GIVEN EXERCISE ::
Take every line from the material that has the word "screenshot" in it.
---
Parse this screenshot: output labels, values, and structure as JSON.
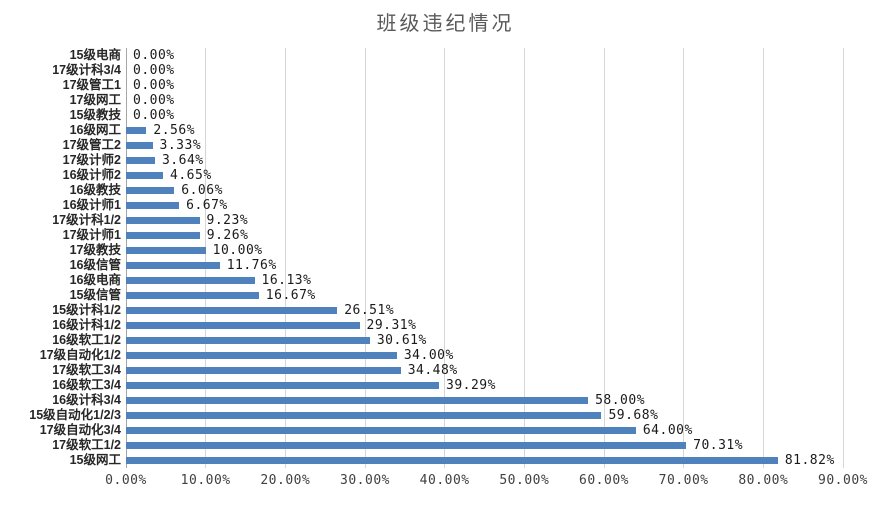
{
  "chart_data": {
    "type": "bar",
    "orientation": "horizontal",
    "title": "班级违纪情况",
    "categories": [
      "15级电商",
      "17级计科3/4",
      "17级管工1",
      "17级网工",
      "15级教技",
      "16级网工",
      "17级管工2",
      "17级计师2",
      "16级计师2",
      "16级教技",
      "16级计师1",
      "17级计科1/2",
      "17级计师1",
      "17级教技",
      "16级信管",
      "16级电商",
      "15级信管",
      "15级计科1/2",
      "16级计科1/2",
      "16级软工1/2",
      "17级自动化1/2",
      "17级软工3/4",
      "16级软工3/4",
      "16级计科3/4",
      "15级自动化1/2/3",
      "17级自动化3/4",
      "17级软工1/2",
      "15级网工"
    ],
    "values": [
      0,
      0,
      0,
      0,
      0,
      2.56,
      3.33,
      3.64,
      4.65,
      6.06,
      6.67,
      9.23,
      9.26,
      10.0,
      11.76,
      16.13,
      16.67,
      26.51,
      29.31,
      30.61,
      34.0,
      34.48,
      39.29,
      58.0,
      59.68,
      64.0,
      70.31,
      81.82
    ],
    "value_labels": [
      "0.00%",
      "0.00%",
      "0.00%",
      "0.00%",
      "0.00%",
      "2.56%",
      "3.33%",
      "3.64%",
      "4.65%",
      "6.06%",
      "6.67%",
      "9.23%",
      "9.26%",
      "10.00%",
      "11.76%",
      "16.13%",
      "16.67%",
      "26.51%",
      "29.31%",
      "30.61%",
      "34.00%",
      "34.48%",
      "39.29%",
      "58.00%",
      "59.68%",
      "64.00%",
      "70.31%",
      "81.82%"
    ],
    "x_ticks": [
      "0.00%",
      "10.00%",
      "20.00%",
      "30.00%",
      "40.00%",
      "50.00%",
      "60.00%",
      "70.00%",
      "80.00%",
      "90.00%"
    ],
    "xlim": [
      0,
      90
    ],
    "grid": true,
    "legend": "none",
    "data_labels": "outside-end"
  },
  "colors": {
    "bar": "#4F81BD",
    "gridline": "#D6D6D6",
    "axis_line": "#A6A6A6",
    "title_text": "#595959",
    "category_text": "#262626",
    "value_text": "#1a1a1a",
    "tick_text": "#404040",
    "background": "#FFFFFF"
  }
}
---
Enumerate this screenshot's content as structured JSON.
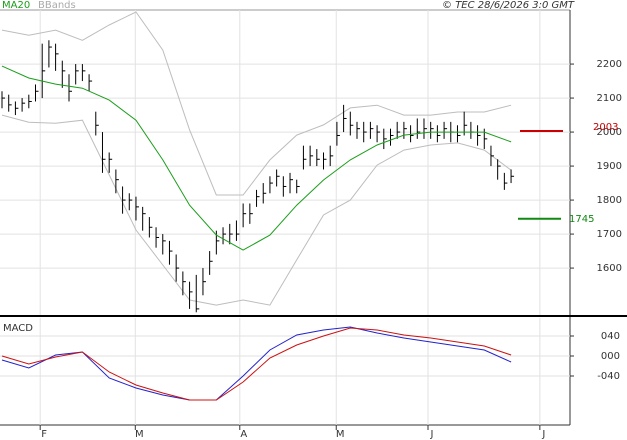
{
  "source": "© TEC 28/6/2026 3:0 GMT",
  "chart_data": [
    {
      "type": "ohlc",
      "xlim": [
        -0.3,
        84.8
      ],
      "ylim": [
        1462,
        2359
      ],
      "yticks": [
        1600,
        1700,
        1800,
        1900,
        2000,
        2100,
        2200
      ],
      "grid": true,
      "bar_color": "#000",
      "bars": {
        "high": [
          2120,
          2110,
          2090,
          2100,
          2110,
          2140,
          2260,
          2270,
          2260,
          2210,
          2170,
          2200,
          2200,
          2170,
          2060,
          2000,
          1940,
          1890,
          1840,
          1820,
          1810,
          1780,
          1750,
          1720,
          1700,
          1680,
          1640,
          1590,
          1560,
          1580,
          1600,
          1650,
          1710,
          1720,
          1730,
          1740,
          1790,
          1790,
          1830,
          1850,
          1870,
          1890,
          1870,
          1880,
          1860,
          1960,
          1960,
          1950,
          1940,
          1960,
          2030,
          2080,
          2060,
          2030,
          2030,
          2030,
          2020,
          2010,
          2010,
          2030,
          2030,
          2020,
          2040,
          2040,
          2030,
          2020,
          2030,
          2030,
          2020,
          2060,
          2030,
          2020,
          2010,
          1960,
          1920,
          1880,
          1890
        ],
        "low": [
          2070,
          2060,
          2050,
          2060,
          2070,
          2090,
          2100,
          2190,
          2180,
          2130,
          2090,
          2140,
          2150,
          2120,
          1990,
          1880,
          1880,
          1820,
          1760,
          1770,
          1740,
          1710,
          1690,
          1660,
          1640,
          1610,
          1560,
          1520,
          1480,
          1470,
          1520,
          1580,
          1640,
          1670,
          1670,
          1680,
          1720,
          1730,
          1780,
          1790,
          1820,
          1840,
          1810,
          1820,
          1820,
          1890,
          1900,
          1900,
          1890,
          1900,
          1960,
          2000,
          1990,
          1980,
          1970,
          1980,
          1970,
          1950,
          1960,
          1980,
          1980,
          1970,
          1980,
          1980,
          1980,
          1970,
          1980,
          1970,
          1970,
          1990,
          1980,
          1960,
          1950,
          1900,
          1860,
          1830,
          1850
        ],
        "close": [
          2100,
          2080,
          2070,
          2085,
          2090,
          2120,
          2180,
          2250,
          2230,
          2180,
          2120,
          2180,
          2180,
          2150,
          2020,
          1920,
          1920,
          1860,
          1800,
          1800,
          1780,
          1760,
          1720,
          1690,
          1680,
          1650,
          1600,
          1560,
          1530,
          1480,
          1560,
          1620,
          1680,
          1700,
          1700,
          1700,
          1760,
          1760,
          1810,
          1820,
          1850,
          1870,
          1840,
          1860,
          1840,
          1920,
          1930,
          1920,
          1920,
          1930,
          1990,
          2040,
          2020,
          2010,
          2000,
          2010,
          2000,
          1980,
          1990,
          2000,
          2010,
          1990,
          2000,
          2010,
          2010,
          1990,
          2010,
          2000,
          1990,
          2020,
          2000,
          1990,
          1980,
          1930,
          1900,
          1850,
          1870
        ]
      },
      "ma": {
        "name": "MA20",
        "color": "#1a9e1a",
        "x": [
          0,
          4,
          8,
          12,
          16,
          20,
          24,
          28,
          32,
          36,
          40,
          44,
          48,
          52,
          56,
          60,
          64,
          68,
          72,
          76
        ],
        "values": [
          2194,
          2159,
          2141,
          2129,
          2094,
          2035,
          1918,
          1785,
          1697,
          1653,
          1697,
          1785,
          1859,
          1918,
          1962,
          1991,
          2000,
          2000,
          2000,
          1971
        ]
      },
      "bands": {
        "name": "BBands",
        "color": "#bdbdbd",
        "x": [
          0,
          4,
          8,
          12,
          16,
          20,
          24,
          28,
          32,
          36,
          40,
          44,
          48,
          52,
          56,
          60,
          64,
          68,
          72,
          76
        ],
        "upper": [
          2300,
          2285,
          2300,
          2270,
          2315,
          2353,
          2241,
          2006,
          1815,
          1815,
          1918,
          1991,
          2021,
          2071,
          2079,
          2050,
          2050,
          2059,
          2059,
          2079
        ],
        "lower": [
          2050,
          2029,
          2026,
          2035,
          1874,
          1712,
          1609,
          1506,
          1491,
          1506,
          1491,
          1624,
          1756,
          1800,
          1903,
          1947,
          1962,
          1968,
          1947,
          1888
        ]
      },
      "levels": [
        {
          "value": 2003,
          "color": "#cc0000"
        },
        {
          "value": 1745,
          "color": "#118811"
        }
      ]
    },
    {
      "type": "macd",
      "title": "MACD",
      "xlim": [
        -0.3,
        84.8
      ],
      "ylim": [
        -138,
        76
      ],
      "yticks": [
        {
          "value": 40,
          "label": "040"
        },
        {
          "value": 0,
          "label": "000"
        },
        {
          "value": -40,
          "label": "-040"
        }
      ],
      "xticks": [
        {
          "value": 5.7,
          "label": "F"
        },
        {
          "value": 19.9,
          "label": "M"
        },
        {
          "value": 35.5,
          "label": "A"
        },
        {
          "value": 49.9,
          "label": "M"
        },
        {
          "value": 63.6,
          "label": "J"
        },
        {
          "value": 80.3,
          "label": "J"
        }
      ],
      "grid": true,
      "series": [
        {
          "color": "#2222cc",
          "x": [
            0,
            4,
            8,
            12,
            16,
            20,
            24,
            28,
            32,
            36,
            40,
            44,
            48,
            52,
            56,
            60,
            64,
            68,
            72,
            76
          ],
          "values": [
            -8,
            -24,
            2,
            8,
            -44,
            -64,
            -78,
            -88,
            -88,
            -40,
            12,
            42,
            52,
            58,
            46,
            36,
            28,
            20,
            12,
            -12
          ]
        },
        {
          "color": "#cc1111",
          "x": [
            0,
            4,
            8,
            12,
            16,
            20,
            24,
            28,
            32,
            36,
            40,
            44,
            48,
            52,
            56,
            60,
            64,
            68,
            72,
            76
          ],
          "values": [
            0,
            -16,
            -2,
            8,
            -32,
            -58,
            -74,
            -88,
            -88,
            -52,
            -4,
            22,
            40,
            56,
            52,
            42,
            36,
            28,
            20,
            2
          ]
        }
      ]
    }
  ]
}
---
TASK SOLUTION ::
Parse this screenshot: output labels, values, and structure as JSON.
Enumerate this screenshot's content as structured JSON.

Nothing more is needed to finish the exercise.